* [WHAT YOU ARE ASKED TO DO]:
Rewrite the piece on the Wissahickon goats, starting with "The hell with" and going on through "of the Wissahickon.", and put "thistle" in place of "poison ivy" each time it occurs.

As natural weed control, five goats mowed down unsightly weeds and poison ivy at Wissahickon Valley Park.

Goat owner Yvonne Post with her five furry friends. Credit: Yvonne Post Goat owner Yvonne Post with her five furry friends. Credit: Yvonne Post

The hell with weed whackers. Wissahickon Valley Park prefers goats.

Since 2010, five of them, and one recently deceased, chewed away poison ivy and pesky weeds that dotted the park's five-acre landscape. But after three years, they're moving on to greener pastures.

Named after artists - Rodin, Wyeth, Kandinsky, Caravaggio, Goodwin, and the late Andy Warhol - the goats were part of an informal natural weed-removal study led by the Friends of the Wissahickon.

While it may be new to city dwellers, the use of goats as weed-eaters is not a new concept.

"That's the real reason goats have been on farms over hundreds of years," said Yvonne Post, the goat herd owner. "Because the farmer would always have one or two goats, their job would be to keep the growth down before we invented weed whackers."

* [DATA RECORDS]:
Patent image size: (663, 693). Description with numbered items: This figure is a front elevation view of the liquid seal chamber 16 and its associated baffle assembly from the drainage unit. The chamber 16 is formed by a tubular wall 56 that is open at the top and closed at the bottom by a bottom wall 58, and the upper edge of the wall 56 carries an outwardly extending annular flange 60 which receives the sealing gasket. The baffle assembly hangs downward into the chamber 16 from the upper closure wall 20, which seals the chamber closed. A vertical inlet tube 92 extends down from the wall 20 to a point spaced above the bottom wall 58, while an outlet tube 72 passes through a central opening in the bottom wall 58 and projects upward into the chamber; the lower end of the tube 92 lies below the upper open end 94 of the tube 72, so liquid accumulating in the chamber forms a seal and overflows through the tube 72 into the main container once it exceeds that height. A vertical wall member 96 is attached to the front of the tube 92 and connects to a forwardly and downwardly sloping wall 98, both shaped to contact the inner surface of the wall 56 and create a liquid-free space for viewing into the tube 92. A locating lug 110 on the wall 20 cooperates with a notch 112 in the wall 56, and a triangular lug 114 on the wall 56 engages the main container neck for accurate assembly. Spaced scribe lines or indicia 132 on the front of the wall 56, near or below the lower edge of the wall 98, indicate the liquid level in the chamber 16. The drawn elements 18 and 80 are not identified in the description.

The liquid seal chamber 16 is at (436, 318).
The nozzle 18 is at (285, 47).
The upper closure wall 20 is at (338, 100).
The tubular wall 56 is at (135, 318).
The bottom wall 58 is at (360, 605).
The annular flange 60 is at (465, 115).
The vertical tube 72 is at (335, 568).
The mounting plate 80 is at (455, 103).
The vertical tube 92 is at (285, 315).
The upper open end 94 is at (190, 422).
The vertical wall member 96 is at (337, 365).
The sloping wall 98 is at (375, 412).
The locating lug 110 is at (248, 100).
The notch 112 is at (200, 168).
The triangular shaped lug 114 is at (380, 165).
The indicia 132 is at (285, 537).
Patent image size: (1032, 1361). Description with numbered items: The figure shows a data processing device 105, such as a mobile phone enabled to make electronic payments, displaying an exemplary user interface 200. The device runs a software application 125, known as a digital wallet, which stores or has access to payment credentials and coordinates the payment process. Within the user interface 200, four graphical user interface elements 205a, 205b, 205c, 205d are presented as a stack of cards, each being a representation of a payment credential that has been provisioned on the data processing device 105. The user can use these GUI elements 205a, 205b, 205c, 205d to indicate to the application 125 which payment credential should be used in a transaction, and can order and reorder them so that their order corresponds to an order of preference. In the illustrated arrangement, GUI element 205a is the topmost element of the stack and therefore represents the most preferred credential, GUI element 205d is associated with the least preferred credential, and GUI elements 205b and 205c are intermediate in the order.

* [RESPONSE]:
The hell with weed whackers. Wissahickon Valley Park prefers goats.

Since 2010, five of them, and one recently deceased, chewed away thistle and pesky weeds that dotted the park's five-acre landscape. But after three years, they're moving on to greener pastures.

Named after artists - Rodin, Wyeth, Kandinsky, Caravaggio, Goodwin, and the late Andy Warhol - the goats were part of an informal natural weed-removal study led by the Friends of the Wissahickon.